Objective ▸
Search the material for "rolling" and show all lines that contain it.

══ Given information

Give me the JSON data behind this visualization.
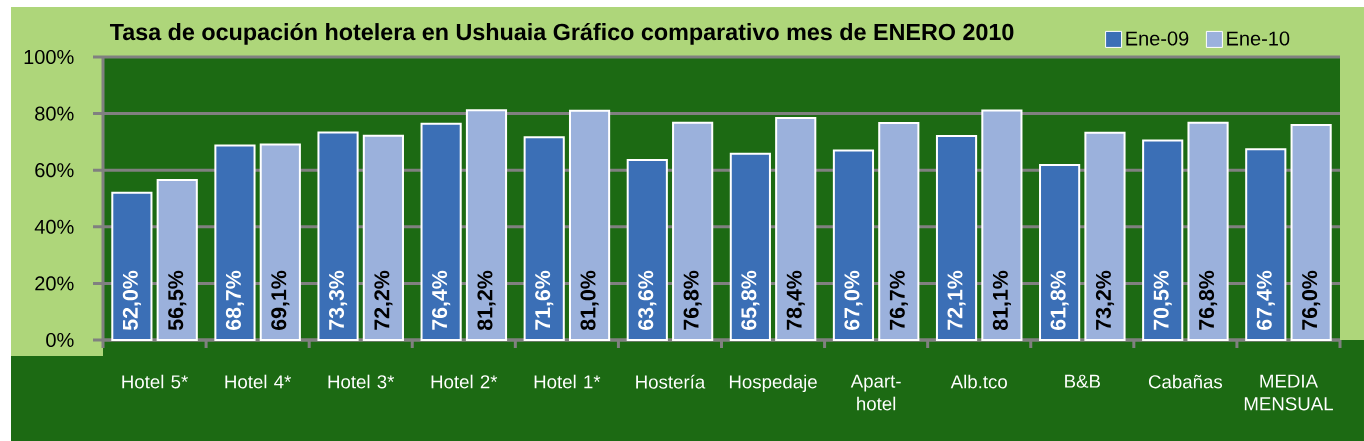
{
  "chart_data": {
    "type": "bar",
    "title": "Tasa de ocupación hotelera en Ushuaia Gráfico comparativo mes de ENERO 2010",
    "categories": [
      "Hotel 5*",
      "Hotel 4*",
      "Hotel 3*",
      "Hotel 2*",
      "Hotel 1*",
      "Hostería",
      "Hospedaje",
      "Apart-hotel",
      "Alb.tco",
      "B&B",
      "Cabañas",
      "MEDIA MENSUAL"
    ],
    "series": [
      {
        "name": "Ene-09",
        "color": "#3b6fb6",
        "values": [
          52.0,
          68.7,
          73.3,
          76.4,
          71.6,
          63.6,
          65.8,
          67.0,
          72.1,
          61.8,
          70.5,
          67.4
        ],
        "value_labels": [
          "52,0%",
          "68,7%",
          "73,3%",
          "76,4%",
          "71,6%",
          "63,6%",
          "65,8%",
          "67,0%",
          "72,1%",
          "61,8%",
          "70,5%",
          "67,4%"
        ]
      },
      {
        "name": "Ene-10",
        "color": "#9bb1dc",
        "values": [
          56.5,
          69.1,
          72.2,
          81.2,
          81.0,
          76.8,
          78.4,
          76.7,
          81.1,
          73.2,
          76.8,
          76.0
        ],
        "value_labels": [
          "56,5%",
          "69,1%",
          "72,2%",
          "81,2%",
          "81,0%",
          "76,8%",
          "78,4%",
          "76,7%",
          "81,1%",
          "73,2%",
          "76,8%",
          "76,0%"
        ]
      }
    ],
    "ylim": [
      0,
      100
    ],
    "yticks": [
      {
        "value": 0,
        "label": "0%"
      },
      {
        "value": 20,
        "label": "20%"
      },
      {
        "value": 40,
        "label": "40%"
      },
      {
        "value": 60,
        "label": "60%"
      },
      {
        "value": 80,
        "label": "80%"
      },
      {
        "value": 100,
        "label": "100%"
      }
    ],
    "grid": "y",
    "legend": "top right"
  }
}
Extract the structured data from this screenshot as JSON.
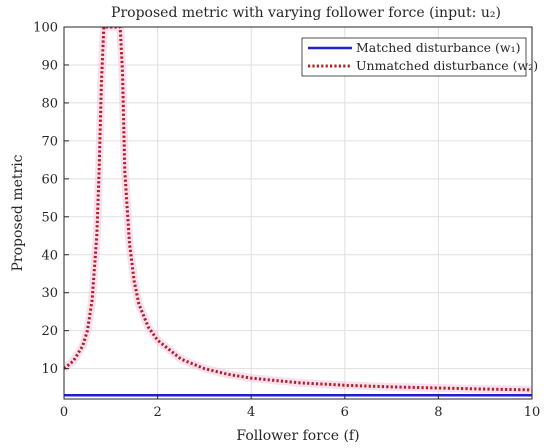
{
  "chart_data": {
    "type": "line",
    "title": "Proposed metric with varying follower force (input: u₂)",
    "xlabel": "Follower force (f)",
    "ylabel": "Proposed metric",
    "xlim": [
      0,
      10
    ],
    "ylim": [
      2,
      100
    ],
    "xticks": [
      0,
      2,
      4,
      6,
      8,
      10
    ],
    "yticks": [
      10,
      20,
      30,
      40,
      50,
      60,
      70,
      80,
      90,
      100
    ],
    "grid": true,
    "legend_position": "top-right",
    "series": [
      {
        "name": "Matched disturbance (w₁)",
        "style": "solid",
        "color": "#1f1fd6",
        "x": [
          0,
          10
        ],
        "y": [
          3,
          3
        ]
      },
      {
        "name": "Unmatched disturbance (w₂)",
        "style": "dotted",
        "color": "#b22222",
        "x": [
          0,
          0.2,
          0.4,
          0.5,
          0.6,
          0.7,
          0.75,
          0.8,
          0.85,
          1.2,
          1.25,
          1.3,
          1.4,
          1.5,
          1.6,
          1.8,
          2,
          2.5,
          3,
          3.5,
          4,
          5,
          6,
          7,
          8,
          9,
          10
        ],
        "y": [
          10,
          12,
          16,
          20,
          28,
          45,
          62,
          85,
          100,
          100,
          88,
          62,
          43,
          33,
          27,
          21,
          17.5,
          12.5,
          10,
          8.5,
          7.5,
          6.3,
          5.6,
          5.2,
          4.9,
          4.6,
          4.4
        ]
      }
    ]
  }
}
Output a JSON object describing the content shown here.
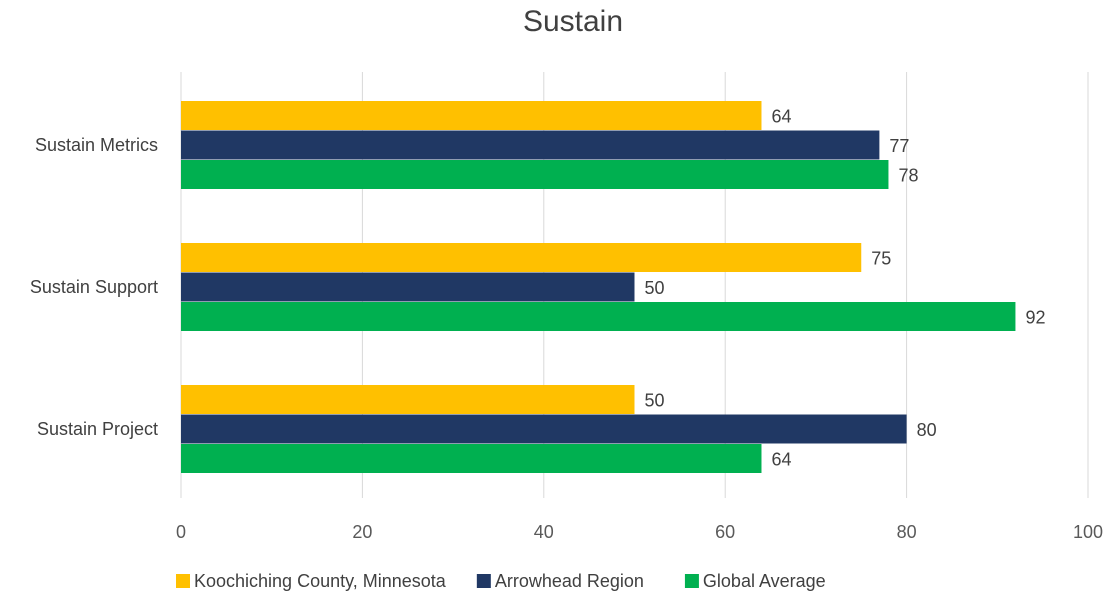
{
  "chart_data": {
    "type": "bar",
    "orientation": "horizontal",
    "title": "Sustain",
    "categories": [
      "Sustain Metrics",
      "Sustain Support",
      "Sustain Project"
    ],
    "series": [
      {
        "name": "Koochiching County, Minnesota",
        "color": "#FFC000",
        "values": [
          64,
          75,
          50
        ]
      },
      {
        "name": "Arrowhead Region",
        "color": "#203864",
        "values": [
          77,
          50,
          80
        ]
      },
      {
        "name": "Global Average",
        "color": "#00B050",
        "values": [
          78,
          92,
          64
        ]
      }
    ],
    "xlim": [
      0,
      100
    ],
    "xticks": [
      "0",
      "20",
      "40",
      "60",
      "80",
      "100"
    ],
    "grid": "vertical",
    "legend_position": "bottom",
    "data_labels": true
  }
}
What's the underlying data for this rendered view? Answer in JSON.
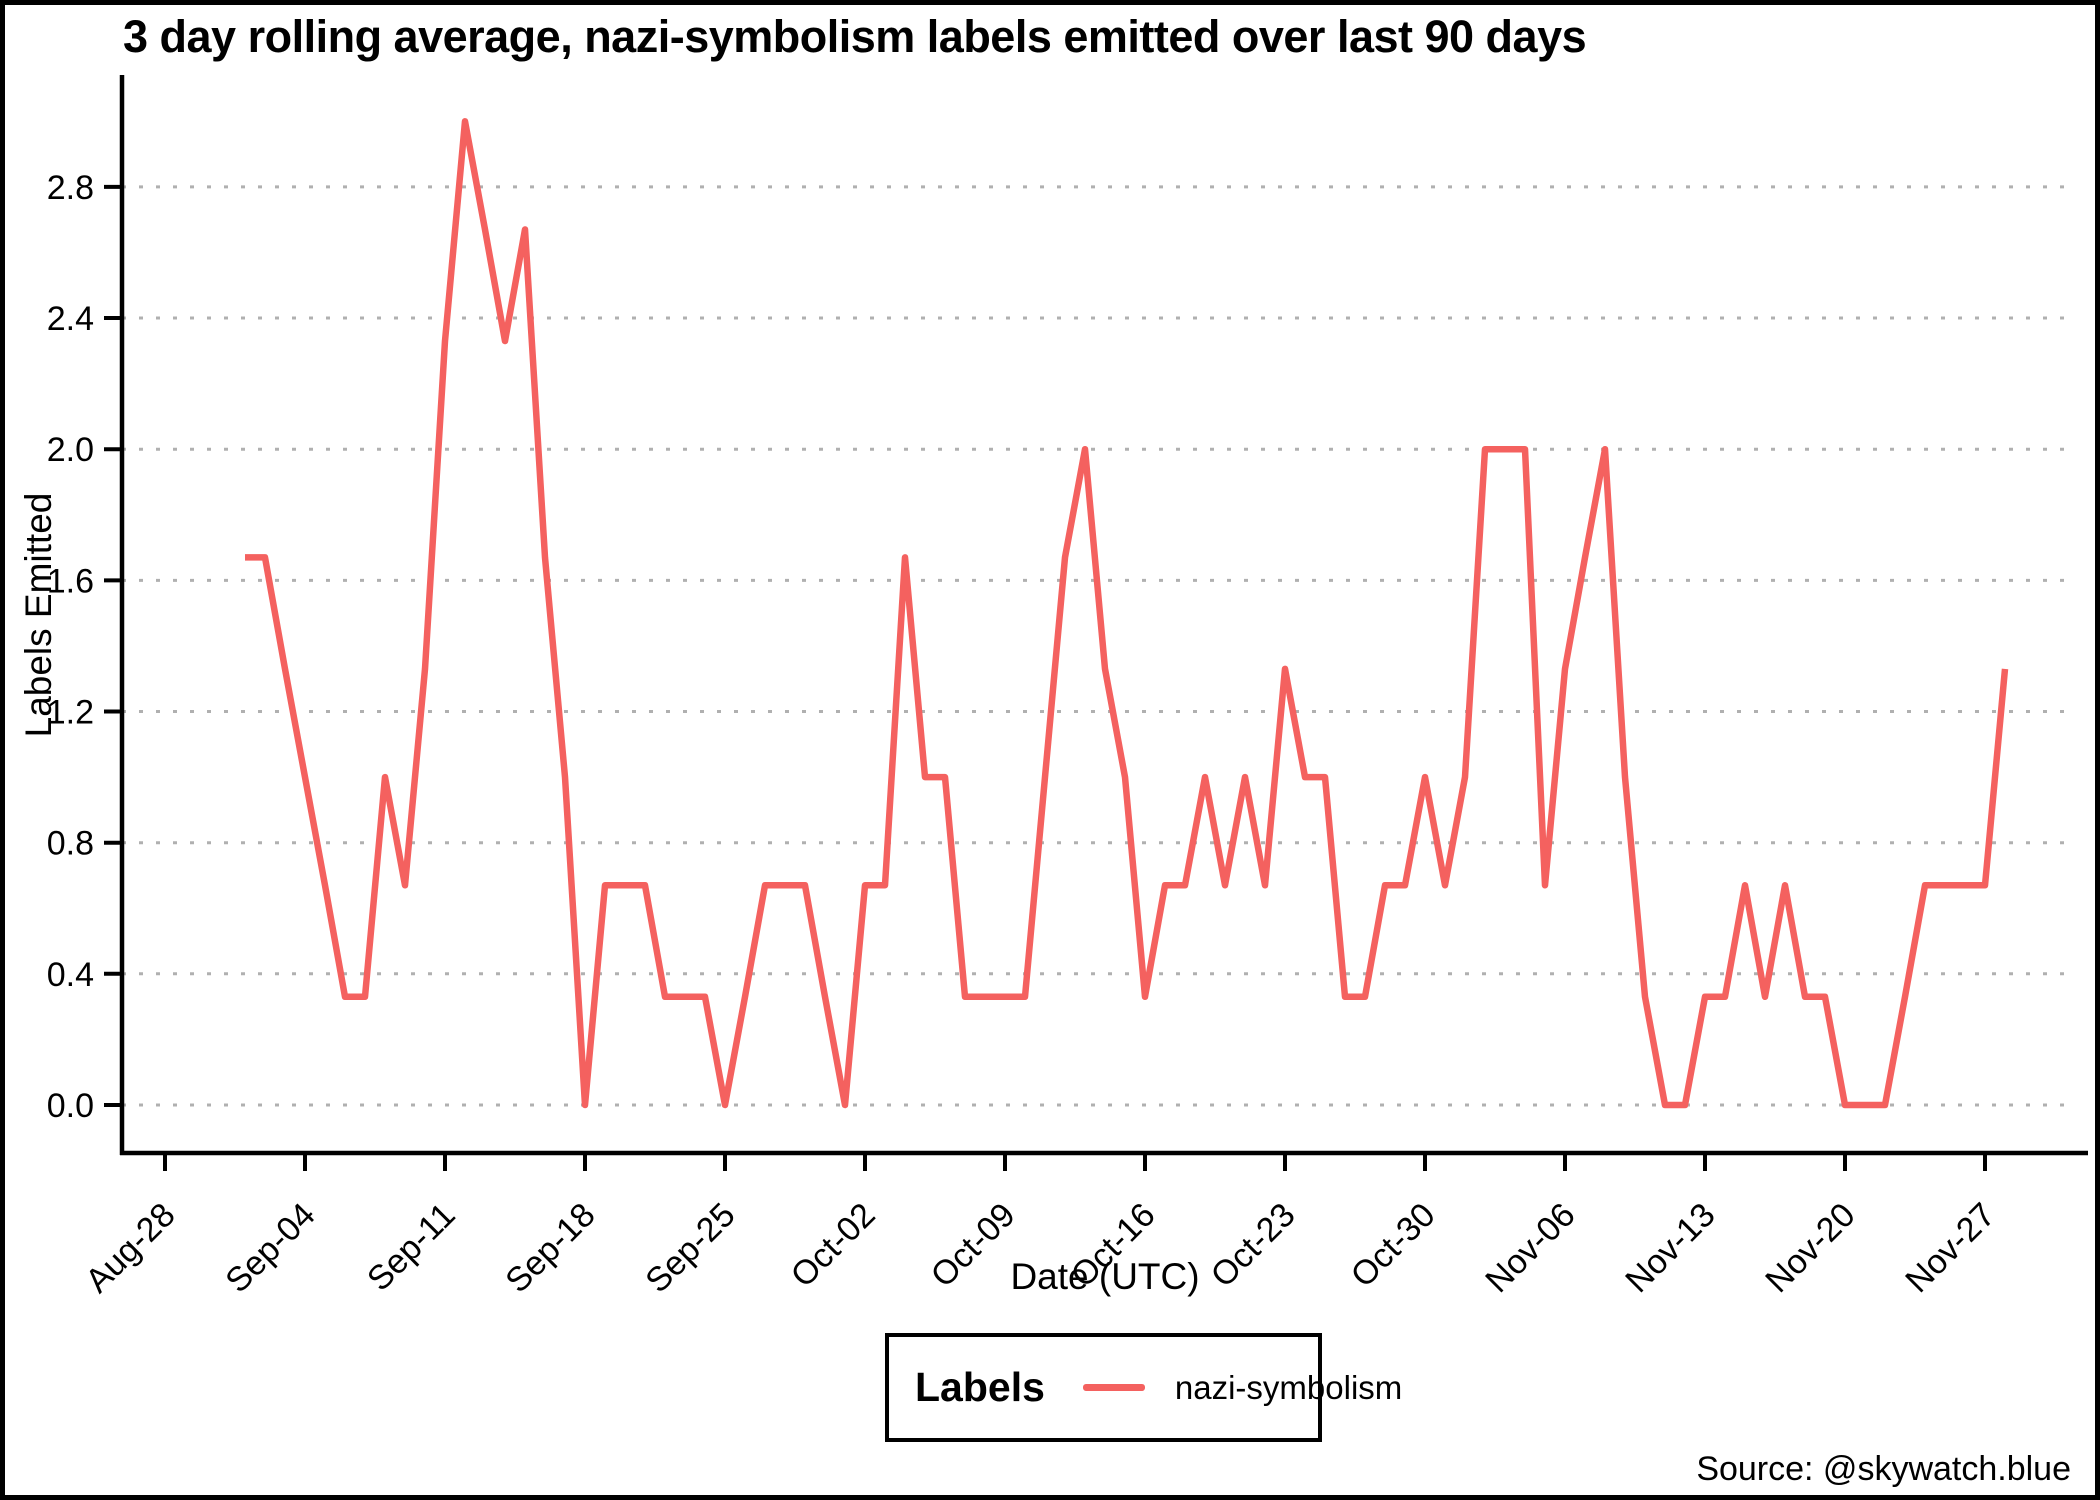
{
  "title": "3 day rolling average, nazi-symbolism labels emitted over last 90 days",
  "axes": {
    "x_label": "Date (UTC)",
    "y_label": "Labels Emitted"
  },
  "legend": {
    "title": "Labels",
    "series_label": "nazi-symbolism"
  },
  "source": "Source: @skywatch.blue",
  "colors": {
    "line": "#f4615f",
    "grid": "#b0b0b0",
    "axis": "#000000",
    "background": "#ffffff"
  },
  "chart_data": {
    "type": "line",
    "title": "3 day rolling average, nazi-symbolism labels emitted over last 90 days",
    "xlabel": "Date (UTC)",
    "ylabel": "Labels Emitted",
    "ylim": [
      0,
      3.05
    ],
    "grid": "horizontal-dashed",
    "legend_position": "bottom-center",
    "y_tick_values": [
      0.0,
      0.4,
      0.8,
      1.2,
      1.6,
      2.0,
      2.4,
      2.8
    ],
    "y_tick_labels": [
      "0.0",
      "0.4",
      "0.8",
      "1.2",
      "1.6",
      "2.0",
      "2.4",
      "2.8"
    ],
    "x_tick_labels": [
      "Aug-28",
      "Sep-04",
      "Sep-11",
      "Sep-18",
      "Sep-25",
      "Oct-02",
      "Oct-09",
      "Oct-16",
      "Oct-23",
      "Oct-30",
      "Nov-06",
      "Nov-13",
      "Nov-20",
      "Nov-27"
    ],
    "series": [
      {
        "name": "nazi-symbolism",
        "x": [
          "Sep-01",
          "Sep-02",
          "Sep-03",
          "Sep-04",
          "Sep-05",
          "Sep-06",
          "Sep-07",
          "Sep-08",
          "Sep-09",
          "Sep-10",
          "Sep-11",
          "Sep-12",
          "Sep-13",
          "Sep-14",
          "Sep-15",
          "Sep-16",
          "Sep-17",
          "Sep-18",
          "Sep-19",
          "Sep-20",
          "Sep-21",
          "Sep-22",
          "Sep-23",
          "Sep-24",
          "Sep-25",
          "Sep-26",
          "Sep-27",
          "Sep-28",
          "Sep-29",
          "Sep-30",
          "Oct-01",
          "Oct-02",
          "Oct-03",
          "Oct-04",
          "Oct-05",
          "Oct-06",
          "Oct-07",
          "Oct-08",
          "Oct-09",
          "Oct-10",
          "Oct-11",
          "Oct-12",
          "Oct-13",
          "Oct-14",
          "Oct-15",
          "Oct-16",
          "Oct-17",
          "Oct-18",
          "Oct-19",
          "Oct-20",
          "Oct-21",
          "Oct-22",
          "Oct-23",
          "Oct-24",
          "Oct-25",
          "Oct-26",
          "Oct-27",
          "Oct-28",
          "Oct-29",
          "Oct-30",
          "Oct-31",
          "Nov-01",
          "Nov-02",
          "Nov-03",
          "Nov-04",
          "Nov-05",
          "Nov-06",
          "Nov-07",
          "Nov-08",
          "Nov-09",
          "Nov-10",
          "Nov-11",
          "Nov-12",
          "Nov-13",
          "Nov-14",
          "Nov-15",
          "Nov-16",
          "Nov-17",
          "Nov-18",
          "Nov-19",
          "Nov-20",
          "Nov-21",
          "Nov-22",
          "Nov-23",
          "Nov-24",
          "Nov-25",
          "Nov-26",
          "Nov-27",
          "Nov-28"
        ],
        "values": [
          1.67,
          1.67,
          1.33,
          1.0,
          0.67,
          0.33,
          0.33,
          1.0,
          0.67,
          1.33,
          2.33,
          3.0,
          2.67,
          2.33,
          2.67,
          1.67,
          1.0,
          0.0,
          0.67,
          0.67,
          0.67,
          0.33,
          0.33,
          0.33,
          0.0,
          0.33,
          0.67,
          0.67,
          0.67,
          0.33,
          0.0,
          0.67,
          0.67,
          1.67,
          1.0,
          1.0,
          0.33,
          0.33,
          0.33,
          0.33,
          1.0,
          1.67,
          2.0,
          1.33,
          1.0,
          0.33,
          0.67,
          0.67,
          1.0,
          0.67,
          1.0,
          0.67,
          1.33,
          1.0,
          1.0,
          0.33,
          0.33,
          0.67,
          0.67,
          1.0,
          0.67,
          1.0,
          2.0,
          2.0,
          2.0,
          0.67,
          1.33,
          1.67,
          2.0,
          1.0,
          0.33,
          0.0,
          0.0,
          0.33,
          0.33,
          0.67,
          0.33,
          0.67,
          0.33,
          0.33,
          0.0,
          0.0,
          0.0,
          0.33,
          0.67,
          0.67,
          0.67,
          0.67,
          1.33
        ]
      }
    ]
  }
}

════

Solved exercise ▸
  "title": "3 day rolling average, nazi-symbolism labels emitted over last 90 days",
    "title": "3 day rolling average, nazi-symbolism labels emitted over last 90 days",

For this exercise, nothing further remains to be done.